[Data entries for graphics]

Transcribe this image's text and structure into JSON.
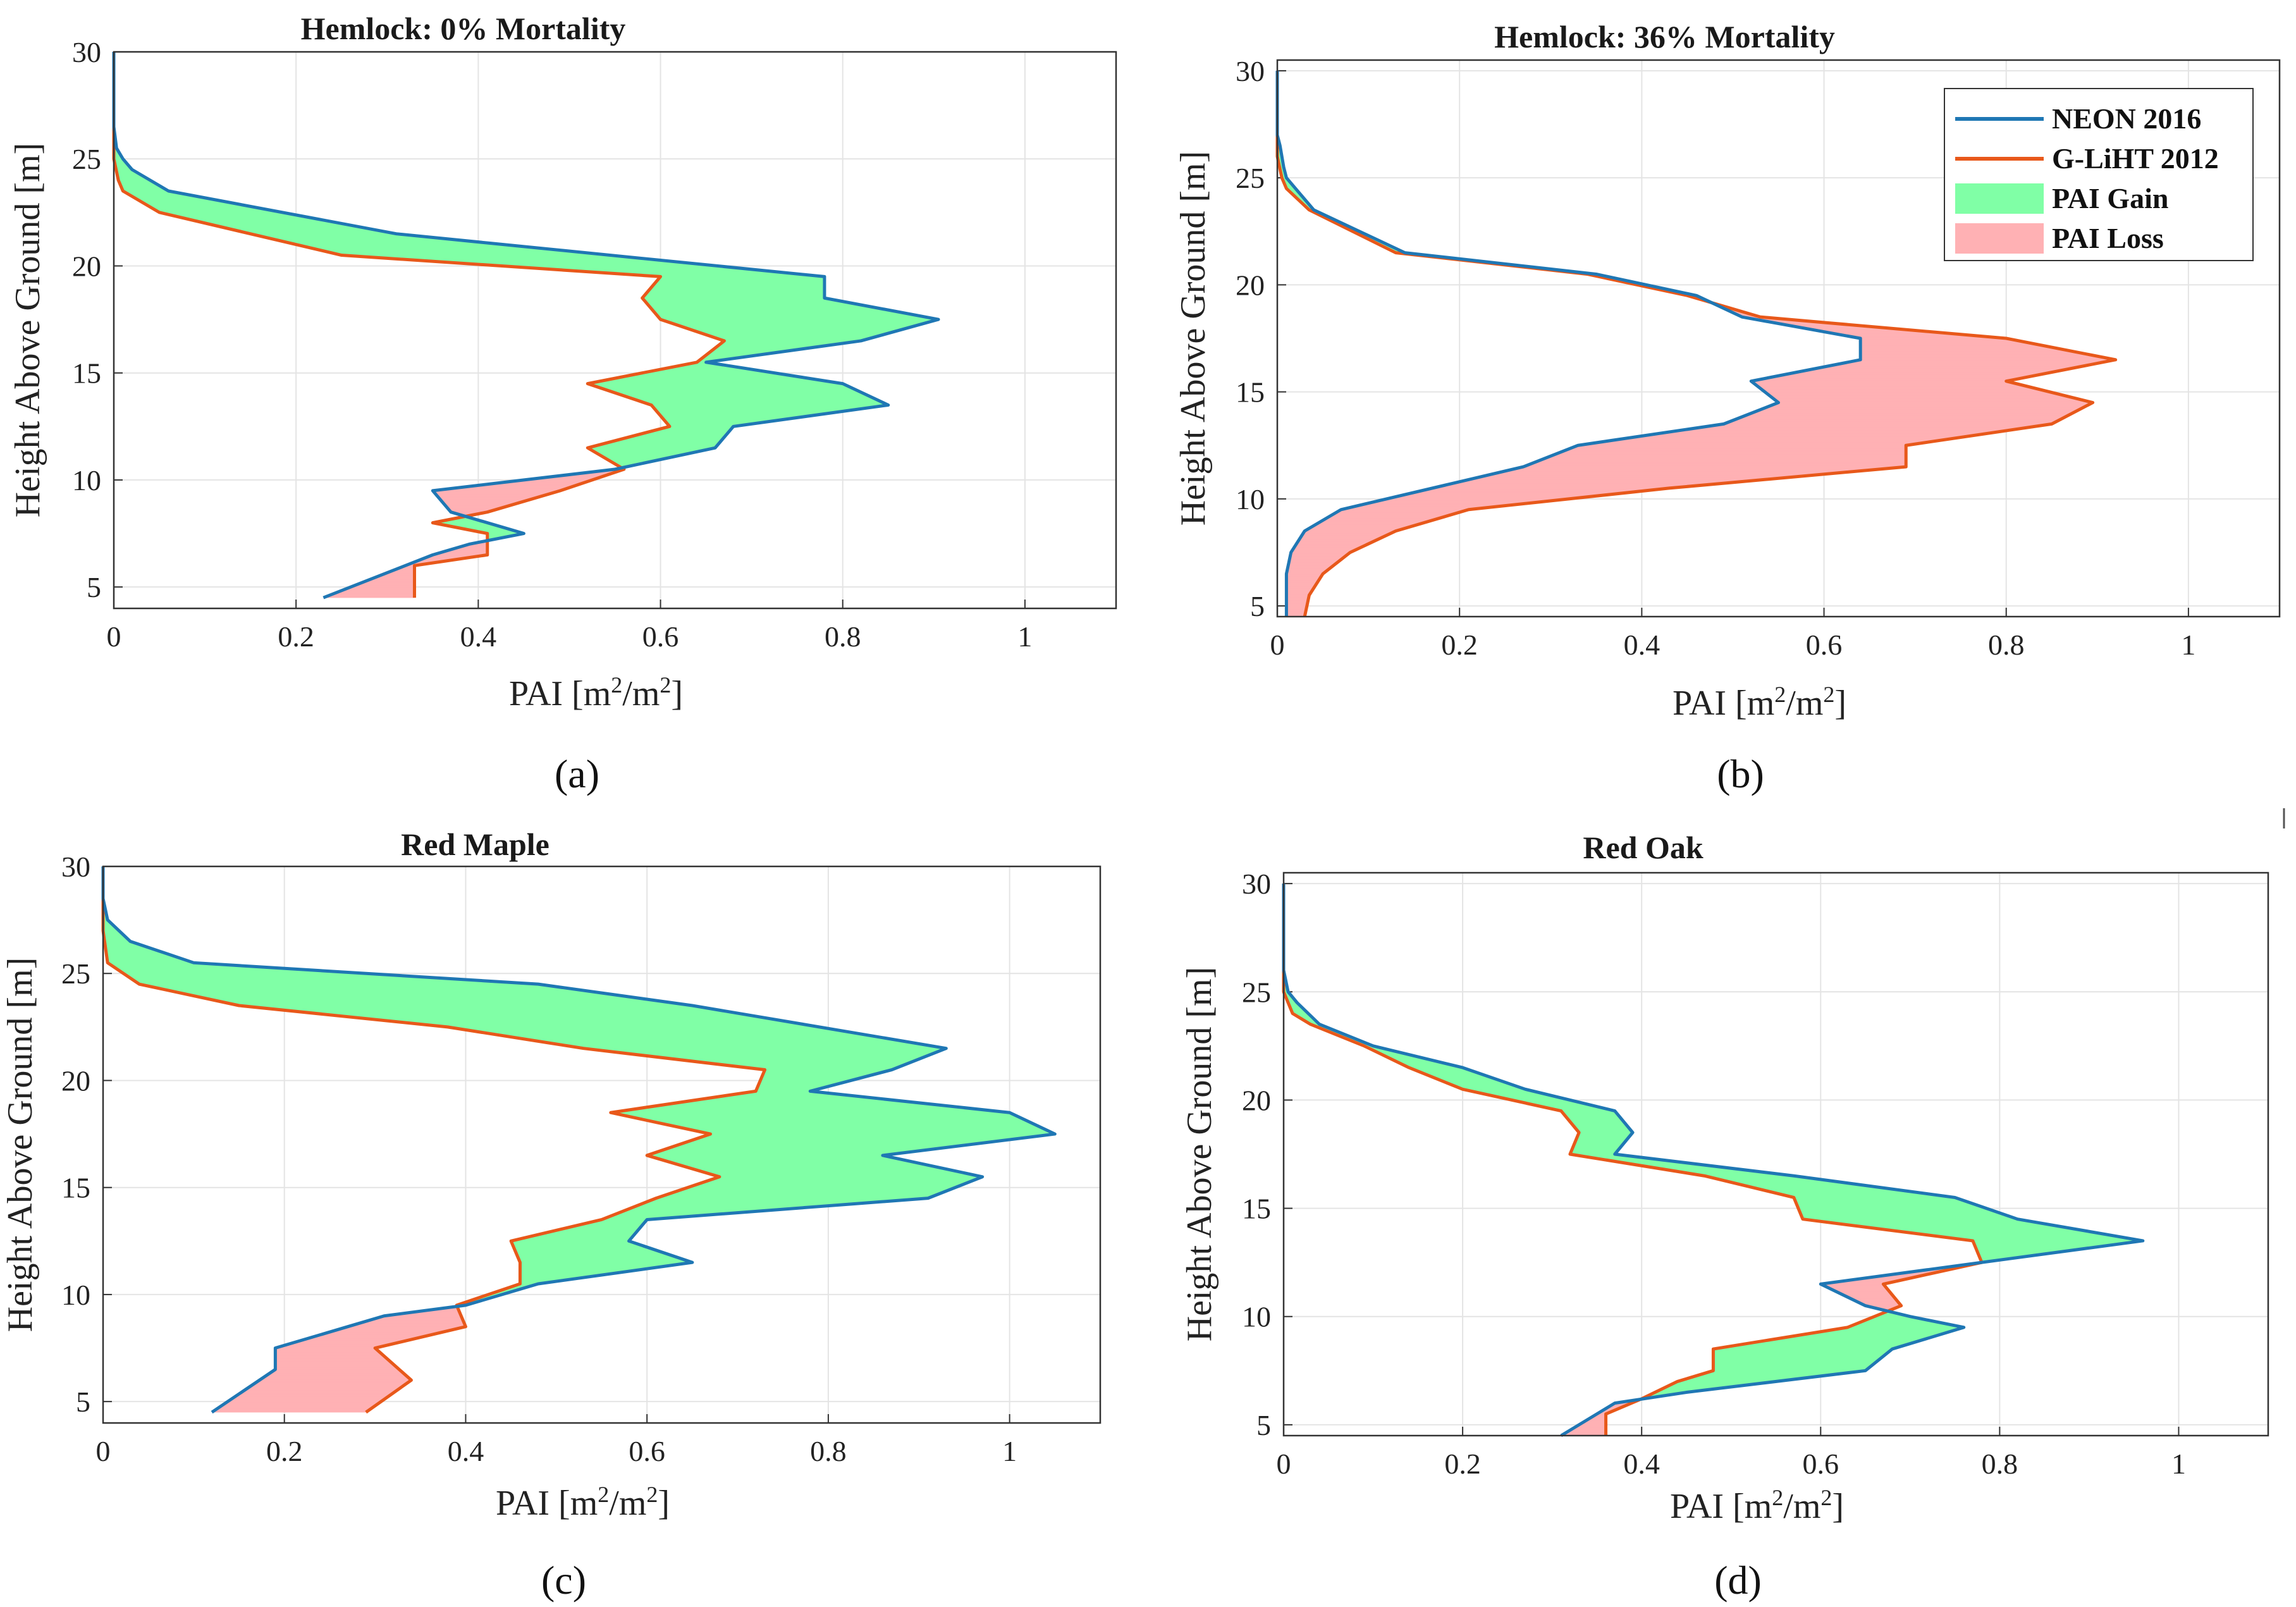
{
  "colors": {
    "neon": "#1f77b4",
    "gliht": "#e8581a",
    "gain": "#80ffa6",
    "loss": "#ffb1b4"
  },
  "legend": {
    "neon": "NEON 2016",
    "gliht": "G-LiHT 2012",
    "gain": "PAI Gain",
    "loss": "PAI Loss"
  },
  "chart_data": [
    {
      "panel": "(a)",
      "type": "line",
      "title": "Hemlock: 0% Mortality",
      "xlabel": "PAI [m²/m²]",
      "ylabel": "Height Above Ground [m]",
      "xlim": [
        0,
        1.1
      ],
      "ylim": [
        4,
        30
      ],
      "xticks": [
        "0",
        "0.2",
        "0.4",
        "0.6",
        "0.8",
        "1"
      ],
      "yticks": [
        "5",
        "10",
        "15",
        "20",
        "25",
        "30"
      ],
      "series": [
        {
          "name": "NEON 2016",
          "points": [
            [
              0,
              30
            ],
            [
              0,
              26.5
            ],
            [
              0.003,
              25.5
            ],
            [
              0.01,
              25
            ],
            [
              0.02,
              24.5
            ],
            [
              0.06,
              23.5
            ],
            [
              0.31,
              21.5
            ],
            [
              0.78,
              19.5
            ],
            [
              0.78,
              18.5
            ],
            [
              0.905,
              17.5
            ],
            [
              0.82,
              16.5
            ],
            [
              0.65,
              15.5
            ],
            [
              0.8,
              14.5
            ],
            [
              0.85,
              13.5
            ],
            [
              0.68,
              12.5
            ],
            [
              0.66,
              11.5
            ],
            [
              0.55,
              10.5
            ],
            [
              0.35,
              9.5
            ],
            [
              0.37,
              8.5
            ],
            [
              0.45,
              7.5
            ],
            [
              0.39,
              7
            ],
            [
              0.35,
              6.5
            ],
            [
              0.23,
              4.5
            ]
          ]
        },
        {
          "name": "G-LiHT 2012",
          "points": [
            [
              0,
              30
            ],
            [
              0,
              26
            ],
            [
              0,
              25
            ],
            [
              0.005,
              24
            ],
            [
              0.01,
              23.5
            ],
            [
              0.05,
              22.5
            ],
            [
              0.25,
              20.5
            ],
            [
              0.6,
              19.5
            ],
            [
              0.58,
              18.5
            ],
            [
              0.6,
              17.5
            ],
            [
              0.67,
              16.5
            ],
            [
              0.64,
              15.5
            ],
            [
              0.52,
              14.5
            ],
            [
              0.59,
              13.5
            ],
            [
              0.61,
              12.5
            ],
            [
              0.52,
              11.5
            ],
            [
              0.56,
              10.5
            ],
            [
              0.49,
              9.5
            ],
            [
              0.41,
              8.5
            ],
            [
              0.35,
              8
            ],
            [
              0.41,
              7.5
            ],
            [
              0.41,
              6.5
            ],
            [
              0.33,
              6
            ],
            [
              0.33,
              4.5
            ]
          ]
        }
      ]
    },
    {
      "panel": "(b)",
      "type": "line",
      "title": "Hemlock: 36% Mortality",
      "xlabel": "PAI [m²/m²]",
      "ylabel": "Height Above Ground [m]",
      "xlim": [
        0,
        1.1
      ],
      "ylim": [
        4.5,
        30.5
      ],
      "xticks": [
        "0",
        "0.2",
        "0.4",
        "0.6",
        "0.8",
        "1"
      ],
      "yticks": [
        "5",
        "10",
        "15",
        "20",
        "25",
        "30"
      ],
      "legend": "top-right",
      "series": [
        {
          "name": "NEON 2016",
          "points": [
            [
              0,
              30
            ],
            [
              0,
              27
            ],
            [
              0.003,
              26.5
            ],
            [
              0.007,
              25.5
            ],
            [
              0.01,
              25
            ],
            [
              0.02,
              24.5
            ],
            [
              0.04,
              23.5
            ],
            [
              0.14,
              21.5
            ],
            [
              0.35,
              20.5
            ],
            [
              0.46,
              19.5
            ],
            [
              0.51,
              18.5
            ],
            [
              0.64,
              17.5
            ],
            [
              0.64,
              16.5
            ],
            [
              0.52,
              15.5
            ],
            [
              0.55,
              14.5
            ],
            [
              0.49,
              13.5
            ],
            [
              0.33,
              12.5
            ],
            [
              0.27,
              11.5
            ],
            [
              0.07,
              9.5
            ],
            [
              0.03,
              8.5
            ],
            [
              0.015,
              7.5
            ],
            [
              0.01,
              6.5
            ],
            [
              0.01,
              4.5
            ]
          ]
        },
        {
          "name": "G-LiHT 2012",
          "points": [
            [
              0,
              30
            ],
            [
              0,
              27
            ],
            [
              0,
              26
            ],
            [
              0.005,
              25
            ],
            [
              0.01,
              24.5
            ],
            [
              0.035,
              23.5
            ],
            [
              0.13,
              21.5
            ],
            [
              0.34,
              20.5
            ],
            [
              0.45,
              19.5
            ],
            [
              0.53,
              18.5
            ],
            [
              0.8,
              17.5
            ],
            [
              0.92,
              16.5
            ],
            [
              0.8,
              15.5
            ],
            [
              0.895,
              14.5
            ],
            [
              0.85,
              13.5
            ],
            [
              0.69,
              12.5
            ],
            [
              0.69,
              11.5
            ],
            [
              0.43,
              10.5
            ],
            [
              0.21,
              9.5
            ],
            [
              0.13,
              8.5
            ],
            [
              0.08,
              7.5
            ],
            [
              0.05,
              6.5
            ],
            [
              0.035,
              5.5
            ],
            [
              0.03,
              4.5
            ]
          ]
        }
      ]
    },
    {
      "panel": "(c)",
      "type": "line",
      "title": "Red Maple",
      "xlabel": "PAI [m²/m²]",
      "ylabel": "Height Above Ground [m]",
      "xlim": [
        0,
        1.1
      ],
      "ylim": [
        4,
        30
      ],
      "xticks": [
        "0",
        "0.2",
        "0.4",
        "0.6",
        "0.8",
        "1"
      ],
      "yticks": [
        "5",
        "10",
        "15",
        "20",
        "25",
        "30"
      ],
      "series": [
        {
          "name": "NEON 2016",
          "points": [
            [
              0,
              30
            ],
            [
              0,
              28.5
            ],
            [
              0.005,
              27.5
            ],
            [
              0.03,
              26.5
            ],
            [
              0.1,
              25.5
            ],
            [
              0.48,
              24.5
            ],
            [
              0.65,
              23.5
            ],
            [
              0.93,
              21.5
            ],
            [
              0.87,
              20.5
            ],
            [
              0.78,
              19.5
            ],
            [
              1.0,
              18.5
            ],
            [
              1.05,
              17.5
            ],
            [
              0.86,
              16.5
            ],
            [
              0.97,
              15.5
            ],
            [
              0.91,
              14.5
            ],
            [
              0.6,
              13.5
            ],
            [
              0.58,
              12.5
            ],
            [
              0.65,
              11.5
            ],
            [
              0.48,
              10.5
            ],
            [
              0.4,
              9.5
            ],
            [
              0.31,
              9
            ],
            [
              0.27,
              8.5
            ],
            [
              0.19,
              7.5
            ],
            [
              0.19,
              6.5
            ],
            [
              0.12,
              4.5
            ]
          ]
        },
        {
          "name": "G-LiHT 2012",
          "points": [
            [
              0,
              30
            ],
            [
              0,
              28
            ],
            [
              0,
              27
            ],
            [
              0.005,
              25.5
            ],
            [
              0.04,
              24.5
            ],
            [
              0.15,
              23.5
            ],
            [
              0.38,
              22.5
            ],
            [
              0.53,
              21.5
            ],
            [
              0.73,
              20.5
            ],
            [
              0.72,
              19.5
            ],
            [
              0.56,
              18.5
            ],
            [
              0.67,
              17.5
            ],
            [
              0.6,
              16.5
            ],
            [
              0.68,
              15.5
            ],
            [
              0.61,
              14.5
            ],
            [
              0.55,
              13.5
            ],
            [
              0.45,
              12.5
            ],
            [
              0.46,
              11.5
            ],
            [
              0.46,
              10.5
            ],
            [
              0.39,
              9.5
            ],
            [
              0.4,
              8.5
            ],
            [
              0.3,
              7.5
            ],
            [
              0.34,
              6
            ],
            [
              0.29,
              4.5
            ]
          ]
        }
      ]
    },
    {
      "panel": "(d)",
      "type": "line",
      "title": "Red Oak",
      "xlabel": "PAI [m²/m²]",
      "ylabel": "Height Above Ground [m]",
      "xlim": [
        0,
        1.1
      ],
      "ylim": [
        4.5,
        30.5
      ],
      "xticks": [
        "0",
        "0.2",
        "0.4",
        "0.6",
        "0.8",
        "1"
      ],
      "yticks": [
        "5",
        "10",
        "15",
        "20",
        "25",
        "30"
      ],
      "series": [
        {
          "name": "NEON 2016",
          "points": [
            [
              0,
              30
            ],
            [
              0,
              26
            ],
            [
              0.005,
              25
            ],
            [
              0.015,
              24.5
            ],
            [
              0.04,
              23.5
            ],
            [
              0.1,
              22.5
            ],
            [
              0.2,
              21.5
            ],
            [
              0.27,
              20.5
            ],
            [
              0.37,
              19.5
            ],
            [
              0.39,
              18.5
            ],
            [
              0.37,
              17.5
            ],
            [
              0.57,
              16.5
            ],
            [
              0.75,
              15.5
            ],
            [
              0.82,
              14.5
            ],
            [
              0.96,
              13.5
            ],
            [
              0.78,
              12.5
            ],
            [
              0.6,
              11.5
            ],
            [
              0.65,
              10.5
            ],
            [
              0.7,
              10
            ],
            [
              0.76,
              9.5
            ],
            [
              0.68,
              8.5
            ],
            [
              0.65,
              7.5
            ],
            [
              0.45,
              6.5
            ],
            [
              0.37,
              6
            ],
            [
              0.35,
              5.5
            ],
            [
              0.31,
              4.5
            ]
          ]
        },
        {
          "name": "G-LiHT 2012",
          "points": [
            [
              0,
              30
            ],
            [
              0,
              26
            ],
            [
              0,
              25
            ],
            [
              0.01,
              24
            ],
            [
              0.03,
              23.5
            ],
            [
              0.09,
              22.5
            ],
            [
              0.14,
              21.5
            ],
            [
              0.2,
              20.5
            ],
            [
              0.31,
              19.5
            ],
            [
              0.33,
              18.5
            ],
            [
              0.32,
              17.5
            ],
            [
              0.47,
              16.5
            ],
            [
              0.57,
              15.5
            ],
            [
              0.58,
              14.5
            ],
            [
              0.77,
              13.5
            ],
            [
              0.78,
              12.5
            ],
            [
              0.67,
              11.5
            ],
            [
              0.69,
              10.5
            ],
            [
              0.63,
              9.5
            ],
            [
              0.48,
              8.5
            ],
            [
              0.48,
              7.5
            ],
            [
              0.44,
              7
            ],
            [
              0.4,
              6.2
            ],
            [
              0.36,
              5.5
            ],
            [
              0.36,
              4.5
            ]
          ]
        }
      ]
    }
  ]
}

## Exercise directions
Every line of the listing that holds "title" should be found and copied.

## Answer for the task
      "title": "Hemlock: 0% Mortality",
      "title": "Hemlock: 36% Mortality",
      "title": "Red Maple",
      "title": "Red Oak",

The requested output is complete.